(Dataset items)
^^^^^^^^^^^^^^^^

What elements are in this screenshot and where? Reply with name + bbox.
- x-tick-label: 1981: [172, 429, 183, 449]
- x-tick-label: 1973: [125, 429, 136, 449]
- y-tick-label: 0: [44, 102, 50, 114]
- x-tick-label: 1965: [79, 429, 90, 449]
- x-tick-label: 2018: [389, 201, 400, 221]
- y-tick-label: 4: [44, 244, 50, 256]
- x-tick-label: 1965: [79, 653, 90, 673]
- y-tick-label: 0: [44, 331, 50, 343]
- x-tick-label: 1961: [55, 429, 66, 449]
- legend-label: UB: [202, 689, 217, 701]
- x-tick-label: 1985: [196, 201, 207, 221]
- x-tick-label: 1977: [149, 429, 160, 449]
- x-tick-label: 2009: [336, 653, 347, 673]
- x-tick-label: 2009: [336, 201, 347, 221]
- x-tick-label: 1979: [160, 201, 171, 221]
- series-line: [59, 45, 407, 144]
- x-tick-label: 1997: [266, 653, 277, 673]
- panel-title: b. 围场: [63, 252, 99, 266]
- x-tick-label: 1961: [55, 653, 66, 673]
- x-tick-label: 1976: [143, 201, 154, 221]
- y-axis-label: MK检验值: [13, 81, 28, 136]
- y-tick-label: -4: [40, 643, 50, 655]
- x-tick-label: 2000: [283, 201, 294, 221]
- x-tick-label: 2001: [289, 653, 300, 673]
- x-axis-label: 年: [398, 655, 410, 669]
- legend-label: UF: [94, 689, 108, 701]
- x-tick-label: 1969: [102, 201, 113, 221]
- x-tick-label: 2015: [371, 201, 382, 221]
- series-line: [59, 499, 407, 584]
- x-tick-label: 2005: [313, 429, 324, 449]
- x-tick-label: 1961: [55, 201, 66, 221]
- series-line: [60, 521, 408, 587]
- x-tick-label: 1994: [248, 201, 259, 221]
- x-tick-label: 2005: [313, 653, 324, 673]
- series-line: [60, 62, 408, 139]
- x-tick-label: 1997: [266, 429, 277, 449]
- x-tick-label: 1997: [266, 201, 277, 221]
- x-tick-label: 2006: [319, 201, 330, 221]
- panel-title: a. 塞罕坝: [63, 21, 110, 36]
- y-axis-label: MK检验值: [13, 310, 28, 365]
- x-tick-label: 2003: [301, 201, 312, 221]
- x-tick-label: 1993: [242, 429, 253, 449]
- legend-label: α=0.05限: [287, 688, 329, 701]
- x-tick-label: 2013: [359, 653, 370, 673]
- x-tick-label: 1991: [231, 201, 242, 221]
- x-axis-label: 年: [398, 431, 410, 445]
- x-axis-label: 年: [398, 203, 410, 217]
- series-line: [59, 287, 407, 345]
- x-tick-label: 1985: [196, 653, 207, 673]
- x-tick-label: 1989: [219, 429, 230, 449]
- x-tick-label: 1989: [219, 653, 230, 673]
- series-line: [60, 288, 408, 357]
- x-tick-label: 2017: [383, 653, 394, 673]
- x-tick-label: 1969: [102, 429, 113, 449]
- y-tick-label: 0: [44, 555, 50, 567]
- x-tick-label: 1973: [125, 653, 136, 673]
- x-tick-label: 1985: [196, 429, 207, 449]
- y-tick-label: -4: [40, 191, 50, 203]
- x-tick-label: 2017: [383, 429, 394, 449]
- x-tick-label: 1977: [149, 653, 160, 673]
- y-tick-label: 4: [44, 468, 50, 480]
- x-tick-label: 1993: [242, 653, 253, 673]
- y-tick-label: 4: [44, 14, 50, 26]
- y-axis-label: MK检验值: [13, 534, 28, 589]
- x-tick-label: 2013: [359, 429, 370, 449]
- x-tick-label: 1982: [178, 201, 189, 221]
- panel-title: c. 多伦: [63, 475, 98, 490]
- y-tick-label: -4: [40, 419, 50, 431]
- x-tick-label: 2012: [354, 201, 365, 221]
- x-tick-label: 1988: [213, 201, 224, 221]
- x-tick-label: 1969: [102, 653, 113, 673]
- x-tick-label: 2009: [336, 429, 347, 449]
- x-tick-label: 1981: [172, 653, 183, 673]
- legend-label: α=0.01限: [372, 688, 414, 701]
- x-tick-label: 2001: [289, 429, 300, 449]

^^^^^^^^^^^^^^^^

* Set task
Copy the material from its first line through the line holding "- series-line: [59, 499, 407, 584]", inclusive, swapping "x-tick-label" for "x-axis-tick" and leaving everything else as it is.

* Task answer
What elements are in this screenshot and where? Reply with name + bbox.
- x-axis-tick: 1981: [172, 429, 183, 449]
- x-axis-tick: 1973: [125, 429, 136, 449]
- y-tick-label: 0: [44, 102, 50, 114]
- x-axis-tick: 1965: [79, 429, 90, 449]
- x-axis-tick: 2018: [389, 201, 400, 221]
- y-tick-label: 4: [44, 244, 50, 256]
- x-axis-tick: 1965: [79, 653, 90, 673]
- y-tick-label: 0: [44, 331, 50, 343]
- x-axis-tick: 1961: [55, 429, 66, 449]
- legend-label: UB: [202, 689, 217, 701]
- x-axis-tick: 1985: [196, 201, 207, 221]
- x-axis-tick: 1977: [149, 429, 160, 449]
- x-axis-tick: 2009: [336, 653, 347, 673]
- x-axis-tick: 2009: [336, 201, 347, 221]
- x-axis-tick: 1979: [160, 201, 171, 221]
- series-line: [59, 45, 407, 144]
- x-axis-tick: 1997: [266, 653, 277, 673]
- panel-title: b. 围场: [63, 252, 99, 266]
- x-axis-tick: 1961: [55, 653, 66, 673]
- x-axis-tick: 1976: [143, 201, 154, 221]
- y-axis-label: MK检验值: [13, 81, 28, 136]
- y-tick-label: -4: [40, 643, 50, 655]
- x-axis-tick: 2000: [283, 201, 294, 221]
- x-axis-tick: 2001: [289, 653, 300, 673]
- x-axis-label: 年: [398, 655, 410, 669]
- legend-label: UF: [94, 689, 108, 701]
- x-axis-tick: 1969: [102, 201, 113, 221]
- x-axis-tick: 2015: [371, 201, 382, 221]
- series-line: [59, 499, 407, 584]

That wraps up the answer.